Task description - Transcribe the records that follow in their entirety, omitting any pictures.

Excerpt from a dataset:
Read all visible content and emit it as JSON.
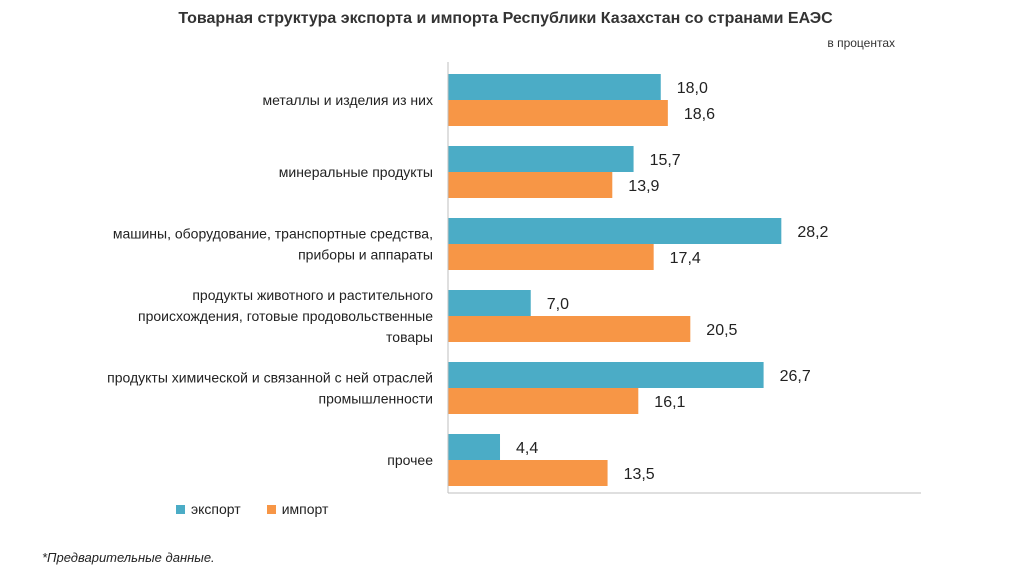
{
  "chart_data": {
    "type": "bar",
    "orientation": "horizontal",
    "title": "Товарная структура экспорта и импорта Республики Казахстан со странами ЕАЭС",
    "subtitle": "в процентах",
    "categories": [
      [
        "металлы и изделия из них"
      ],
      [
        "минеральные продукты"
      ],
      [
        "машины, оборудование, транспортные средства,",
        "приборы и аппараты"
      ],
      [
        "продукты животного и растительного",
        "происхождения, готовые продовольственные",
        "товары"
      ],
      [
        "продукты химической и связанной с ней отраслей",
        "промышленности"
      ],
      [
        "прочее"
      ]
    ],
    "series": [
      {
        "name": "экспорт",
        "color": "#4BACC6",
        "values": [
          18.0,
          15.7,
          28.2,
          7.0,
          26.7,
          4.4
        ],
        "labels": [
          "18,0",
          "15,7",
          "28,2",
          "7,0",
          "26,7",
          "4,4"
        ]
      },
      {
        "name": "импорт",
        "color": "#F79646",
        "values": [
          18.6,
          13.9,
          17.4,
          20.5,
          16.1,
          13.5
        ],
        "labels": [
          "18,6",
          "13,9",
          "17,4",
          "20,5",
          "16,1",
          "13,5"
        ]
      }
    ],
    "xlim": [
      0,
      40
    ],
    "grid": false,
    "legend_position": "bottom-left"
  },
  "footnote": "*Предварительные данные."
}
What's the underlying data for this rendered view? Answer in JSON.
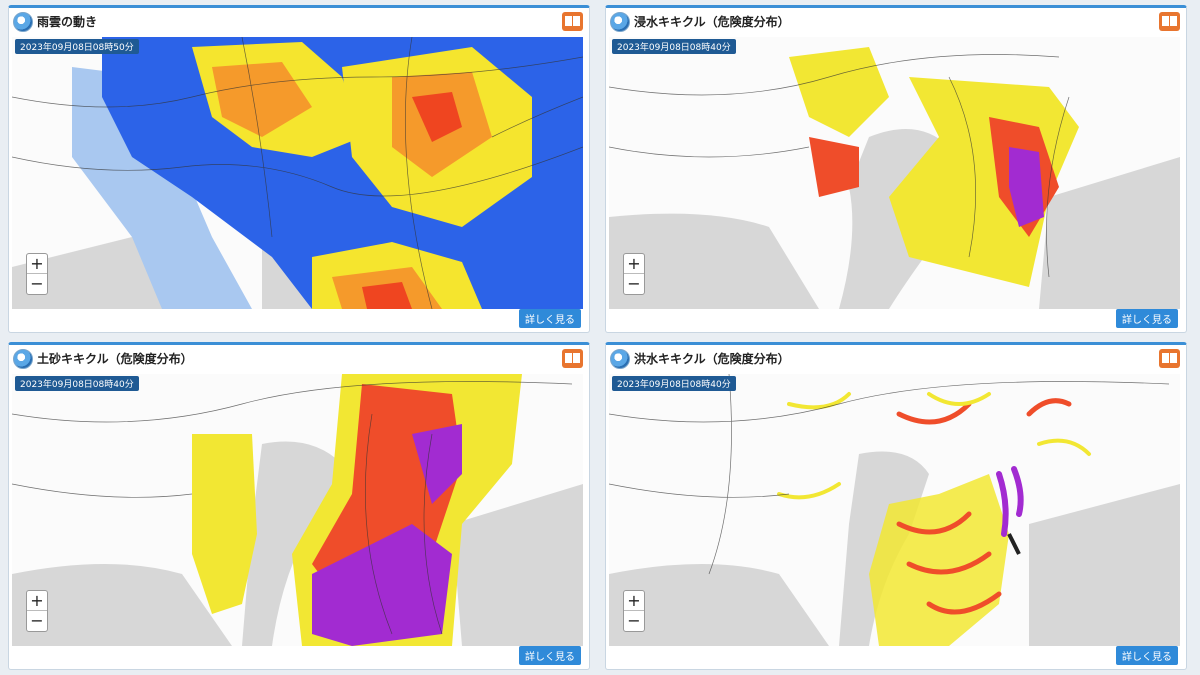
{
  "panels": [
    {
      "id": "rain",
      "title": "雨雲の動き",
      "timestamp": "2023年09月08日08時50分",
      "more_label": "詳しく見る",
      "zoom_in": "+",
      "zoom_out": "−",
      "icon": "rain-cloud-logo"
    },
    {
      "id": "inundation",
      "title": "浸水キキクル（危険度分布）",
      "timestamp": "2023年09月08日08時40分",
      "more_label": "詳しく見る",
      "zoom_in": "+",
      "zoom_out": "−",
      "icon": "kikikuru-logo"
    },
    {
      "id": "landslide",
      "title": "土砂キキクル（危険度分布）",
      "timestamp": "2023年09月08日08時40分",
      "more_label": "詳しく見る",
      "zoom_in": "+",
      "zoom_out": "−",
      "icon": "kikikuru-logo"
    },
    {
      "id": "flood",
      "title": "洪水キキクル（危険度分布）",
      "timestamp": "2023年09月08日08時40分",
      "more_label": "詳しく見る",
      "zoom_in": "+",
      "zoom_out": "−",
      "icon": "kikikuru-logo"
    }
  ],
  "colors": {
    "sea": "#d7d7d7",
    "land": "#fbfbfb",
    "border": "#333333",
    "rain_light": "#a9c8f0",
    "rain_blue": "#2c63e8",
    "rain_yellow": "#f5e52e",
    "rain_orange": "#f59a2b",
    "rain_red": "#ef4520",
    "risk_yellow": "#f2e733",
    "risk_red": "#ef4d2a",
    "risk_purple": "#a22bd1",
    "risk_black": "#222222"
  }
}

Correct answer -
Read all visible content and emit it as JSON.
{
  "chart_data": {
    "type": "bar",
    "orientation": "horizontal",
    "title": "Товарная структура экспорта и импорта Республики Казахстан со странами ЕАЭС",
    "subtitle": "в процентах",
    "categories": [
      [
        "металлы и изделия из них"
      ],
      [
        "минеральные продукты"
      ],
      [
        "машины, оборудование, транспортные средства,",
        "приборы и аппараты"
      ],
      [
        "продукты животного и растительного",
        "происхождения, готовые продовольственные",
        "товары"
      ],
      [
        "продукты химической и связанной с ней отраслей",
        "промышленности"
      ],
      [
        "прочее"
      ]
    ],
    "series": [
      {
        "name": "экспорт",
        "color": "#4BACC6",
        "values": [
          18.0,
          15.7,
          28.2,
          7.0,
          26.7,
          4.4
        ],
        "labels": [
          "18,0",
          "15,7",
          "28,2",
          "7,0",
          "26,7",
          "4,4"
        ]
      },
      {
        "name": "импорт",
        "color": "#F79646",
        "values": [
          18.6,
          13.9,
          17.4,
          20.5,
          16.1,
          13.5
        ],
        "labels": [
          "18,6",
          "13,9",
          "17,4",
          "20,5",
          "16,1",
          "13,5"
        ]
      }
    ],
    "xlim": [
      0,
      40
    ],
    "grid": false,
    "legend_position": "bottom-left"
  },
  "footnote": "*Предварительные данные."
}
What's the underlying data for this rendered view? Answer in JSON.
{
  "panels": [
    {
      "id": "rain",
      "title": "雨雲の動き",
      "timestamp": "2023年09月08日08時50分",
      "more_label": "詳しく見る",
      "zoom_in": "+",
      "zoom_out": "−",
      "icon": "rain-cloud-logo"
    },
    {
      "id": "inundation",
      "title": "浸水キキクル（危険度分布）",
      "timestamp": "2023年09月08日08時40分",
      "more_label": "詳しく見る",
      "zoom_in": "+",
      "zoom_out": "−",
      "icon": "kikikuru-logo"
    },
    {
      "id": "landslide",
      "title": "土砂キキクル（危険度分布）",
      "timestamp": "2023年09月08日08時40分",
      "more_label": "詳しく見る",
      "zoom_in": "+",
      "zoom_out": "−",
      "icon": "kikikuru-logo"
    },
    {
      "id": "flood",
      "title": "洪水キキクル（危険度分布）",
      "timestamp": "2023年09月08日08時40分",
      "more_label": "詳しく見る",
      "zoom_in": "+",
      "zoom_out": "−",
      "icon": "kikikuru-logo"
    }
  ],
  "colors": {
    "sea": "#d7d7d7",
    "land": "#fbfbfb",
    "border": "#333333",
    "rain_light": "#a9c8f0",
    "rain_blue": "#2c63e8",
    "rain_yellow": "#f5e52e",
    "rain_orange": "#f59a2b",
    "rain_red": "#ef4520",
    "risk_yellow": "#f2e733",
    "risk_red": "#ef4d2a",
    "risk_purple": "#a22bd1",
    "risk_black": "#222222"
  }
}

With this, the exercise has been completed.